**Instructions to follow:** Reproduce the material in full, exactly as written.

**Records from a collection of figures:**
--- --- ---

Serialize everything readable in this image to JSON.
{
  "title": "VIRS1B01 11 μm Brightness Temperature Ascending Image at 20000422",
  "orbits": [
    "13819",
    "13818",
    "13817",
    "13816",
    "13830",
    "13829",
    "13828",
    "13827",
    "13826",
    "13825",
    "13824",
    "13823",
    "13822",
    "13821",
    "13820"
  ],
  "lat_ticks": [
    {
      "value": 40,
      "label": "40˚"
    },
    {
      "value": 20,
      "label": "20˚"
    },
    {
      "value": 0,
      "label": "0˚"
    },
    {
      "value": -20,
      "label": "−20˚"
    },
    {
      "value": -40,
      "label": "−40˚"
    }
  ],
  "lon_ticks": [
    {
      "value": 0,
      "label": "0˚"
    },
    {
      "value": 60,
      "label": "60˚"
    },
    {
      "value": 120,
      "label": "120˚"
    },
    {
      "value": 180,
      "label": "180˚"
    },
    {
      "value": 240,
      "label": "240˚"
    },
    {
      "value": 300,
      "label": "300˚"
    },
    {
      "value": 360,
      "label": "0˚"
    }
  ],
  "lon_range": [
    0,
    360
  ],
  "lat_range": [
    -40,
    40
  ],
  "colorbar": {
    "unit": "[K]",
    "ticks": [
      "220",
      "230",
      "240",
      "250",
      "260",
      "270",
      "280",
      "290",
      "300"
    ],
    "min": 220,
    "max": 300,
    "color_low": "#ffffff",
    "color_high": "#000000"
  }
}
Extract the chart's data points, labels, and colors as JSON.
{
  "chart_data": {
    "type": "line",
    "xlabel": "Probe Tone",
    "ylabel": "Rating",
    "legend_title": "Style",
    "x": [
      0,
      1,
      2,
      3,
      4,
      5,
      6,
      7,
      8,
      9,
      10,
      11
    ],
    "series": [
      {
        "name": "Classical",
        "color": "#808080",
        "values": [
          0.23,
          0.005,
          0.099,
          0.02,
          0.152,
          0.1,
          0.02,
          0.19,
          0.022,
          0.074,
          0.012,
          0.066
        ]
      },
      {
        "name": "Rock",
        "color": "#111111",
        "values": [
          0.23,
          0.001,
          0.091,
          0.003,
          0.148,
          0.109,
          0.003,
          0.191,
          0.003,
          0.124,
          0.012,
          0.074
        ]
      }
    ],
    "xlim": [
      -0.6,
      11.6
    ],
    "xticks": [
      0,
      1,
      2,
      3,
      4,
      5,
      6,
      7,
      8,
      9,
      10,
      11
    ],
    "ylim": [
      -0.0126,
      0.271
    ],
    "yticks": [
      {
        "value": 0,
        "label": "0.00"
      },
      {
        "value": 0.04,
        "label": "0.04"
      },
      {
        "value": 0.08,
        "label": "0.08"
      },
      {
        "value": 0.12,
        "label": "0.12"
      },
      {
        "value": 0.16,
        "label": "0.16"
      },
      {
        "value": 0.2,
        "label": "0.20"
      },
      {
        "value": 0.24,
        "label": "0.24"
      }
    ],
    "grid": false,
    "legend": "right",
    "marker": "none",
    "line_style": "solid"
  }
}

--- --- ---

**Solution to this exercise:**
Serialize everything readable in this image to JSON.
{
  "title": "VIRS1B01 11 μm Brightness Temperature Ascending Image at 20000422",
  "orbits": [
    "13819",
    "13818",
    "13817",
    "13816",
    "13830",
    "13829",
    "13828",
    "13827",
    "13826",
    "13825",
    "13824",
    "13823",
    "13822",
    "13821",
    "13820"
  ],
  "lat_ticks": [
    {
      "value": 40,
      "label": "40˚"
    },
    {
      "value": 20,
      "label": "20˚"
    },
    {
      "value": 0,
      "label": "0˚"
    },
    {
      "value": -20,
      "label": "−20˚"
    },
    {
      "value": -40,
      "label": "−40˚"
    }
  ],
  "lon_ticks": [
    {
      "value": 0,
      "label": "0˚"
    },
    {
      "value": 60,
      "label": "60˚"
    },
    {
      "value": 120,
      "label": "120˚"
    },
    {
      "value": 180,
      "label": "180˚"
    },
    {
      "value": 240,
      "label": "240˚"
    },
    {
      "value": 300,
      "label": "300˚"
    },
    {
      "value": 360,
      "label": "0˚"
    }
  ],
  "lon_range": [
    0,
    360
  ],
  "lat_range": [
    -40,
    40
  ],
  "colorbar": {
    "unit": "[K]",
    "ticks": [
      "220",
      "230",
      "240",
      "250",
      "260",
      "270",
      "280",
      "290",
      "300"
    ],
    "min": 220,
    "max": 300,
    "color_low": "#ffffff",
    "color_high": "#000000"
  }
}
Extract the chart's data points, labels, and colors as JSON.
{
  "chart_data": {
    "type": "line",
    "xlabel": "Probe Tone",
    "ylabel": "Rating",
    "legend_title": "Style",
    "x": [
      0,
      1,
      2,
      3,
      4,
      5,
      6,
      7,
      8,
      9,
      10,
      11
    ],
    "series": [
      {
        "name": "Classical",
        "color": "#808080",
        "values": [
          0.23,
          0.005,
          0.099,
          0.02,
          0.152,
          0.1,
          0.02,
          0.19,
          0.022,
          0.074,
          0.012,
          0.066
        ]
      },
      {
        "name": "Rock",
        "color": "#111111",
        "values": [
          0.23,
          0.001,
          0.091,
          0.003,
          0.148,
          0.109,
          0.003,
          0.191,
          0.003,
          0.124,
          0.012,
          0.074
        ]
      }
    ],
    "xlim": [
      -0.6,
      11.6
    ],
    "xticks": [
      0,
      1,
      2,
      3,
      4,
      5,
      6,
      7,
      8,
      9,
      10,
      11
    ],
    "ylim": [
      -0.0126,
      0.271
    ],
    "yticks": [
      {
        "value": 0,
        "label": "0.00"
      },
      {
        "value": 0.04,
        "label": "0.04"
      },
      {
        "value": 0.08,
        "label": "0.08"
      },
      {
        "value": 0.12,
        "label": "0.12"
      },
      {
        "value": 0.16,
        "label": "0.16"
      },
      {
        "value": 0.2,
        "label": "0.20"
      },
      {
        "value": 0.24,
        "label": "0.24"
      }
    ],
    "grid": false,
    "legend": "right",
    "marker": "none",
    "line_style": "solid"
  }
}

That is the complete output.